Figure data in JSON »
— START —

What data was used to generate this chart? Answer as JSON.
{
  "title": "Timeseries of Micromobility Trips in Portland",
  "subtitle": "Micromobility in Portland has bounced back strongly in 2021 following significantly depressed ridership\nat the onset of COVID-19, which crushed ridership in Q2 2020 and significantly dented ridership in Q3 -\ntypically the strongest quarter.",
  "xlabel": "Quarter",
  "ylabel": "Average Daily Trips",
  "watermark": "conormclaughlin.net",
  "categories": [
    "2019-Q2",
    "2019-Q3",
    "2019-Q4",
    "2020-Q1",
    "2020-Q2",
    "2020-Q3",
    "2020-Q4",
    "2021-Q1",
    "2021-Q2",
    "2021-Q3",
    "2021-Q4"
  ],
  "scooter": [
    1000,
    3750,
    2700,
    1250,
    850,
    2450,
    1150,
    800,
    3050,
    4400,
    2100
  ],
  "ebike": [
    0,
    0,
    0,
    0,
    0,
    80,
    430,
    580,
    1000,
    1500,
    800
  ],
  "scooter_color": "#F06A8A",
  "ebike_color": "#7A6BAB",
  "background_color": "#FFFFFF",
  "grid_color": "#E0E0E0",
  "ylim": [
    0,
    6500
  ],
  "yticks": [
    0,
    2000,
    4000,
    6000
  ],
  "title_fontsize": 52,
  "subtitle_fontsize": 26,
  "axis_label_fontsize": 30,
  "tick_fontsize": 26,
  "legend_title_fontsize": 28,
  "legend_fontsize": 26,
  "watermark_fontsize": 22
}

— END —

Instructions for the task »
Emit the full listing verbatim.

Correct output »
What data was used to generate this chart? Answer as JSON.
{
  "title": "Timeseries of Micromobility Trips in Portland",
  "subtitle": "Micromobility in Portland has bounced back strongly in 2021 following significantly depressed ridership\nat the onset of COVID-19, which crushed ridership in Q2 2020 and significantly dented ridership in Q3 -\ntypically the strongest quarter.",
  "xlabel": "Quarter",
  "ylabel": "Average Daily Trips",
  "watermark": "conormclaughlin.net",
  "categories": [
    "2019-Q2",
    "2019-Q3",
    "2019-Q4",
    "2020-Q1",
    "2020-Q2",
    "2020-Q3",
    "2020-Q4",
    "2021-Q1",
    "2021-Q2",
    "2021-Q3",
    "2021-Q4"
  ],
  "scooter": [
    1000,
    3750,
    2700,
    1250,
    850,
    2450,
    1150,
    800,
    3050,
    4400,
    2100
  ],
  "ebike": [
    0,
    0,
    0,
    0,
    0,
    80,
    430,
    580,
    1000,
    1500,
    800
  ],
  "scooter_color": "#F06A8A",
  "ebike_color": "#7A6BAB",
  "background_color": "#FFFFFF",
  "grid_color": "#E0E0E0",
  "ylim": [
    0,
    6500
  ],
  "yticks": [
    0,
    2000,
    4000,
    6000
  ],
  "title_fontsize": 52,
  "subtitle_fontsize": 26,
  "axis_label_fontsize": 30,
  "tick_fontsize": 26,
  "legend_title_fontsize": 28,
  "legend_fontsize": 26,
  "watermark_fontsize": 22
}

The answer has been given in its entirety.